**Stated exercise:** Set down each entry from the block beneath, exactly as written.

--- start Material provided ---

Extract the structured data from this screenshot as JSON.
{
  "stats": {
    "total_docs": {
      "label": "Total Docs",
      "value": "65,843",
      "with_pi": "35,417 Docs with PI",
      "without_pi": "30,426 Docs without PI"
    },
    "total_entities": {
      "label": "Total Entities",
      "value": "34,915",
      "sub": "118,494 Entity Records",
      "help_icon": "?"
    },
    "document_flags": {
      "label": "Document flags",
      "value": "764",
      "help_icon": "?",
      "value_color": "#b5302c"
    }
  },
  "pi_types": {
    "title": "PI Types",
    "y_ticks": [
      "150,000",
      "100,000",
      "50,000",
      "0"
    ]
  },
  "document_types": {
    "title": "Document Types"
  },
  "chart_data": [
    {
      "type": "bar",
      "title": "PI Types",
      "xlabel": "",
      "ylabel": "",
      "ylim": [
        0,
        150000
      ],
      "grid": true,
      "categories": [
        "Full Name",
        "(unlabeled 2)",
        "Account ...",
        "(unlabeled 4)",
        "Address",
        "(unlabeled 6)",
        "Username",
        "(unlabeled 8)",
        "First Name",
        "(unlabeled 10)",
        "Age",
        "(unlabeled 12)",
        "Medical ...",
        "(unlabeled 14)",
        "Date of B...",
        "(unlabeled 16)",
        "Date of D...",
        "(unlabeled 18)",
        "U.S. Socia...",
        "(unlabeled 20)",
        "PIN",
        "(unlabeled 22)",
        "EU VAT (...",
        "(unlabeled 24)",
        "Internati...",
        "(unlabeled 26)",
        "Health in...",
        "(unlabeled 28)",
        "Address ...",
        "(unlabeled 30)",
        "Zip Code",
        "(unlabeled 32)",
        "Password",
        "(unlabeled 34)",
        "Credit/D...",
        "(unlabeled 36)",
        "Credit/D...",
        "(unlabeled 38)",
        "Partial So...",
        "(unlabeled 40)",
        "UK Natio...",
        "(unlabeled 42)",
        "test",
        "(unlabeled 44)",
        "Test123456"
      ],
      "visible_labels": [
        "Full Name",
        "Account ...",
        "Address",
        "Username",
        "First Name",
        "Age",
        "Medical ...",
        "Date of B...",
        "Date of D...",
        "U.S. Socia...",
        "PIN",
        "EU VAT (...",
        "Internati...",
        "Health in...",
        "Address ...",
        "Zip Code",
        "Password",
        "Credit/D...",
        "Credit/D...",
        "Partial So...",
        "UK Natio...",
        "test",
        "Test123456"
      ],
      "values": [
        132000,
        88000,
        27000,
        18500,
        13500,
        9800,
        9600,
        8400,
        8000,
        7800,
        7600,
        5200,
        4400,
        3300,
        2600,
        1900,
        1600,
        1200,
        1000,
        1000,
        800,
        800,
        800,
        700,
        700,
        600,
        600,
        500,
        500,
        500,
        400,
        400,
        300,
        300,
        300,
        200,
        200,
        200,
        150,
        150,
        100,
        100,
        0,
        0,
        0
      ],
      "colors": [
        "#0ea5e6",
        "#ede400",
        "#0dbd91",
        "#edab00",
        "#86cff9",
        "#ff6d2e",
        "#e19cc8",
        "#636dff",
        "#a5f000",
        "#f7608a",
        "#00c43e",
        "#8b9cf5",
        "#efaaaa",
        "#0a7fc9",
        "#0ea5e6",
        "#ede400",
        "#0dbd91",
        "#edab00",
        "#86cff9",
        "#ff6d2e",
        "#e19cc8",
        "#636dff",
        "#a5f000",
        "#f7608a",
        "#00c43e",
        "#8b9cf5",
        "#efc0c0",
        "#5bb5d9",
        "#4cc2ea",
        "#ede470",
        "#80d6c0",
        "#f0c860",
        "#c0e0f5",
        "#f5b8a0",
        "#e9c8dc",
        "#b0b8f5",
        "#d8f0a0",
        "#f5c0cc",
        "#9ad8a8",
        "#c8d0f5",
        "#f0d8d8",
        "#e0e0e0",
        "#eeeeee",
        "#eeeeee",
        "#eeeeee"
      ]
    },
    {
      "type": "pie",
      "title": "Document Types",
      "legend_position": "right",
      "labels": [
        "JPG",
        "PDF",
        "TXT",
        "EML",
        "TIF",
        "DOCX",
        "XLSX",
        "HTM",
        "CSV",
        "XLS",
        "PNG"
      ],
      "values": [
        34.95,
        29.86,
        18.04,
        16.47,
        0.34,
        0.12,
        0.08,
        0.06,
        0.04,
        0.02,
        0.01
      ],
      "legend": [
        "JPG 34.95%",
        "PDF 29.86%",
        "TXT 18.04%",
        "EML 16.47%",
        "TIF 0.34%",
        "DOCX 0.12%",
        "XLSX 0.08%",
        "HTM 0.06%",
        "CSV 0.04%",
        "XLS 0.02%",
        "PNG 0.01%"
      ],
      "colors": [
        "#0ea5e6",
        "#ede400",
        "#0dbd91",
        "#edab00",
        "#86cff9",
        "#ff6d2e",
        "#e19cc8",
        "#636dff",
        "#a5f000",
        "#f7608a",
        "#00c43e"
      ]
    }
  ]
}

--- end Material provided ---

**Worked answer:**
Extract the structured data from this screenshot as JSON.
{
  "stats": {
    "total_docs": {
      "label": "Total Docs",
      "value": "65,843",
      "with_pi": "35,417 Docs with PI",
      "without_pi": "30,426 Docs without PI"
    },
    "total_entities": {
      "label": "Total Entities",
      "value": "34,915",
      "sub": "118,494 Entity Records",
      "help_icon": "?"
    },
    "document_flags": {
      "label": "Document flags",
      "value": "764",
      "help_icon": "?",
      "value_color": "#b5302c"
    }
  },
  "pi_types": {
    "title": "PI Types",
    "y_ticks": [
      "150,000",
      "100,000",
      "50,000",
      "0"
    ]
  },
  "document_types": {
    "title": "Document Types"
  },
  "chart_data": [
    {
      "type": "bar",
      "title": "PI Types",
      "xlabel": "",
      "ylabel": "",
      "ylim": [
        0,
        150000
      ],
      "grid": true,
      "categories": [
        "Full Name",
        "(unlabeled 2)",
        "Account ...",
        "(unlabeled 4)",
        "Address",
        "(unlabeled 6)",
        "Username",
        "(unlabeled 8)",
        "First Name",
        "(unlabeled 10)",
        "Age",
        "(unlabeled 12)",
        "Medical ...",
        "(unlabeled 14)",
        "Date of B...",
        "(unlabeled 16)",
        "Date of D...",
        "(unlabeled 18)",
        "U.S. Socia...",
        "(unlabeled 20)",
        "PIN",
        "(unlabeled 22)",
        "EU VAT (...",
        "(unlabeled 24)",
        "Internati...",
        "(unlabeled 26)",
        "Health in...",
        "(unlabeled 28)",
        "Address ...",
        "(unlabeled 30)",
        "Zip Code",
        "(unlabeled 32)",
        "Password",
        "(unlabeled 34)",
        "Credit/D...",
        "(unlabeled 36)",
        "Credit/D...",
        "(unlabeled 38)",
        "Partial So...",
        "(unlabeled 40)",
        "UK Natio...",
        "(unlabeled 42)",
        "test",
        "(unlabeled 44)",
        "Test123456"
      ],
      "visible_labels": [
        "Full Name",
        "Account ...",
        "Address",
        "Username",
        "First Name",
        "Age",
        "Medical ...",
        "Date of B...",
        "Date of D...",
        "U.S. Socia...",
        "PIN",
        "EU VAT (...",
        "Internati...",
        "Health in...",
        "Address ...",
        "Zip Code",
        "Password",
        "Credit/D...",
        "Credit/D...",
        "Partial So...",
        "UK Natio...",
        "test",
        "Test123456"
      ],
      "values": [
        132000,
        88000,
        27000,
        18500,
        13500,
        9800,
        9600,
        8400,
        8000,
        7800,
        7600,
        5200,
        4400,
        3300,
        2600,
        1900,
        1600,
        1200,
        1000,
        1000,
        800,
        800,
        800,
        700,
        700,
        600,
        600,
        500,
        500,
        500,
        400,
        400,
        300,
        300,
        300,
        200,
        200,
        200,
        150,
        150,
        100,
        100,
        0,
        0,
        0
      ],
      "colors": [
        "#0ea5e6",
        "#ede400",
        "#0dbd91",
        "#edab00",
        "#86cff9",
        "#ff6d2e",
        "#e19cc8",
        "#636dff",
        "#a5f000",
        "#f7608a",
        "#00c43e",
        "#8b9cf5",
        "#efaaaa",
        "#0a7fc9",
        "#0ea5e6",
        "#ede400",
        "#0dbd91",
        "#edab00",
        "#86cff9",
        "#ff6d2e",
        "#e19cc8",
        "#636dff",
        "#a5f000",
        "#f7608a",
        "#00c43e",
        "#8b9cf5",
        "#efc0c0",
        "#5bb5d9",
        "#4cc2ea",
        "#ede470",
        "#80d6c0",
        "#f0c860",
        "#c0e0f5",
        "#f5b8a0",
        "#e9c8dc",
        "#b0b8f5",
        "#d8f0a0",
        "#f5c0cc",
        "#9ad8a8",
        "#c8d0f5",
        "#f0d8d8",
        "#e0e0e0",
        "#eeeeee",
        "#eeeeee",
        "#eeeeee"
      ]
    },
    {
      "type": "pie",
      "title": "Document Types",
      "legend_position": "right",
      "labels": [
        "JPG",
        "PDF",
        "TXT",
        "EML",
        "TIF",
        "DOCX",
        "XLSX",
        "HTM",
        "CSV",
        "XLS",
        "PNG"
      ],
      "values": [
        34.95,
        29.86,
        18.04,
        16.47,
        0.34,
        0.12,
        0.08,
        0.06,
        0.04,
        0.02,
        0.01
      ],
      "legend": [
        "JPG 34.95%",
        "PDF 29.86%",
        "TXT 18.04%",
        "EML 16.47%",
        "TIF 0.34%",
        "DOCX 0.12%",
        "XLSX 0.08%",
        "HTM 0.06%",
        "CSV 0.04%",
        "XLS 0.02%",
        "PNG 0.01%"
      ],
      "colors": [
        "#0ea5e6",
        "#ede400",
        "#0dbd91",
        "#edab00",
        "#86cff9",
        "#ff6d2e",
        "#e19cc8",
        "#636dff",
        "#a5f000",
        "#f7608a",
        "#00c43e"
      ]
    }
  ]
}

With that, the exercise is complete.